Show every line below where "mediante" can be found.

##### DATA SUPPLIED #####

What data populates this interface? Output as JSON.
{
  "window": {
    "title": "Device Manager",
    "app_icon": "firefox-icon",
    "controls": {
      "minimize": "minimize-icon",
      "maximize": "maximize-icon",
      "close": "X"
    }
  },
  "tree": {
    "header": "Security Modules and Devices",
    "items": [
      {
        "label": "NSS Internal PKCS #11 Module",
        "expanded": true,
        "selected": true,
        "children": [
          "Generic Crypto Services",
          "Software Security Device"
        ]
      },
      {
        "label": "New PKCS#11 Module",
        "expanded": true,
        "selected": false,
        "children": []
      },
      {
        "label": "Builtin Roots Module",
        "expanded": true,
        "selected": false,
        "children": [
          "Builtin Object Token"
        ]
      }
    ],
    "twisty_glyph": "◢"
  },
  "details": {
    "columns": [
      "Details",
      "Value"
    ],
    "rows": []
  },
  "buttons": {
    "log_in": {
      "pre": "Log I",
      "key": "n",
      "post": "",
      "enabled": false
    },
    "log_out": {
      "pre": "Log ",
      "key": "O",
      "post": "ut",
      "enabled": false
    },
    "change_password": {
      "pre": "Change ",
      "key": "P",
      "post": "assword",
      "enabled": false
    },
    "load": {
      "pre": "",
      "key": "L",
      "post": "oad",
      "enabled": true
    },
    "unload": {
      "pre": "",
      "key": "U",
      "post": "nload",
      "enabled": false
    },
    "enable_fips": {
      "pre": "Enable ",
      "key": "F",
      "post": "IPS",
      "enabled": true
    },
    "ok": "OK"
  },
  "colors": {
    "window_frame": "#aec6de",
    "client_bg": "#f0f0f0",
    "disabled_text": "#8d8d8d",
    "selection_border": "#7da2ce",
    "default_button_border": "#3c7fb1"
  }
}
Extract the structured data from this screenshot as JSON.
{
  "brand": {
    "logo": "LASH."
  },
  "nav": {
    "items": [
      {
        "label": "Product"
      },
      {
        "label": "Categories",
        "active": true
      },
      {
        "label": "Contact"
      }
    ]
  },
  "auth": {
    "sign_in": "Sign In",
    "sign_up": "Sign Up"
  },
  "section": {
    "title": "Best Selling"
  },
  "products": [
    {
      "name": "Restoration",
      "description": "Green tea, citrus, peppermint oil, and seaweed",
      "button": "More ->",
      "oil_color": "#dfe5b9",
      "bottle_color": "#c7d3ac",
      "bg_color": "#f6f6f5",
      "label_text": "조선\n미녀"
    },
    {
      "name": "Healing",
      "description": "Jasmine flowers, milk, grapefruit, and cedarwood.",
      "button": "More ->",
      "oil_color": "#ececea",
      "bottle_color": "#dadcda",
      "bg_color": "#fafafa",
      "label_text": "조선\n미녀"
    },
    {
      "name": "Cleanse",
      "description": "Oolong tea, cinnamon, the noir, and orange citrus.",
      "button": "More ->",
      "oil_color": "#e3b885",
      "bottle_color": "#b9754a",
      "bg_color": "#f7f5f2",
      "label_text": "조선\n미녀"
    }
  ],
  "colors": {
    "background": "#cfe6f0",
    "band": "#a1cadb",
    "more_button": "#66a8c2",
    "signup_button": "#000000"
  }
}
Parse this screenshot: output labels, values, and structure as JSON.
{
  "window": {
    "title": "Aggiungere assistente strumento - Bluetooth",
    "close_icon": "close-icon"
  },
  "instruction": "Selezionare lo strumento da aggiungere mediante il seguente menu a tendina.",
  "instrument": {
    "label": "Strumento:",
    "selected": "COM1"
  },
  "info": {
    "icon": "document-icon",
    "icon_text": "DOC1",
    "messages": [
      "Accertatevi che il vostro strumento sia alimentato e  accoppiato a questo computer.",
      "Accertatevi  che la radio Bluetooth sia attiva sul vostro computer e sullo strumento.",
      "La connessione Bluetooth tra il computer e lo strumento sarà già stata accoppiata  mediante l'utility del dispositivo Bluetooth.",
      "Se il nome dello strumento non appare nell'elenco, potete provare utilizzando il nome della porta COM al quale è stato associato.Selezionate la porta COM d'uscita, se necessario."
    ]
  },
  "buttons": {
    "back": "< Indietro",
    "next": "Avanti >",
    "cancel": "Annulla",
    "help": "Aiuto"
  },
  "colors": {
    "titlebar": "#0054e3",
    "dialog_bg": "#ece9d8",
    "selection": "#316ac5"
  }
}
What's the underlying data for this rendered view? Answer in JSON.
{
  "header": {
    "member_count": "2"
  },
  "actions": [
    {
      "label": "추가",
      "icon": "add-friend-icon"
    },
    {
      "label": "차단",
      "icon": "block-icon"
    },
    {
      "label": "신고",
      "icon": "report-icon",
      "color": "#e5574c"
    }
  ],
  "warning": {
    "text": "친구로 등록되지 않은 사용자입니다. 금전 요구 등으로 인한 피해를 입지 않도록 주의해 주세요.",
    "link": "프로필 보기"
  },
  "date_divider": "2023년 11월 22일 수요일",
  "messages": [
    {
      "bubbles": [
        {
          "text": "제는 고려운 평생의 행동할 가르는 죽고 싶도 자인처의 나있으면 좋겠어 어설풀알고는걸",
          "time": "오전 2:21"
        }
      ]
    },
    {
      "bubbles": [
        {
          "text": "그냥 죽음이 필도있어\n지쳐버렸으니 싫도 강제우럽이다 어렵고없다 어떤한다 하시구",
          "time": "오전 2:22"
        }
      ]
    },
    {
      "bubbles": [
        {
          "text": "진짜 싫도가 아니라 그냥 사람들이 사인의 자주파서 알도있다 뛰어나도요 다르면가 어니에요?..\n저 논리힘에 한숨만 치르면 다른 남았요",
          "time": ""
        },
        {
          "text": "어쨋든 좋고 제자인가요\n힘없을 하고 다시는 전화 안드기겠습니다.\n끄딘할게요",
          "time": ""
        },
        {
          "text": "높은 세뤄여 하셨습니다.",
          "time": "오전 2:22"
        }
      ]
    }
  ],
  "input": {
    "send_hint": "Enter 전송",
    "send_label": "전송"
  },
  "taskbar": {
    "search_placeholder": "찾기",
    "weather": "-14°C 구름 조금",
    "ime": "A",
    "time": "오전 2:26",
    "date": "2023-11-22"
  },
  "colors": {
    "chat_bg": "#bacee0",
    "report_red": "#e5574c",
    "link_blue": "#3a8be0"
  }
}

#####

RESPONSE FOR THIS EXERCISE:
  "instruction": "Selezionare lo strumento da aggiungere mediante il seguente menu a tendina.",
      "La connessione Bluetooth tra il computer e lo strumento sarà già stata accoppiata  mediante l'utility del dispositivo Bluetooth.",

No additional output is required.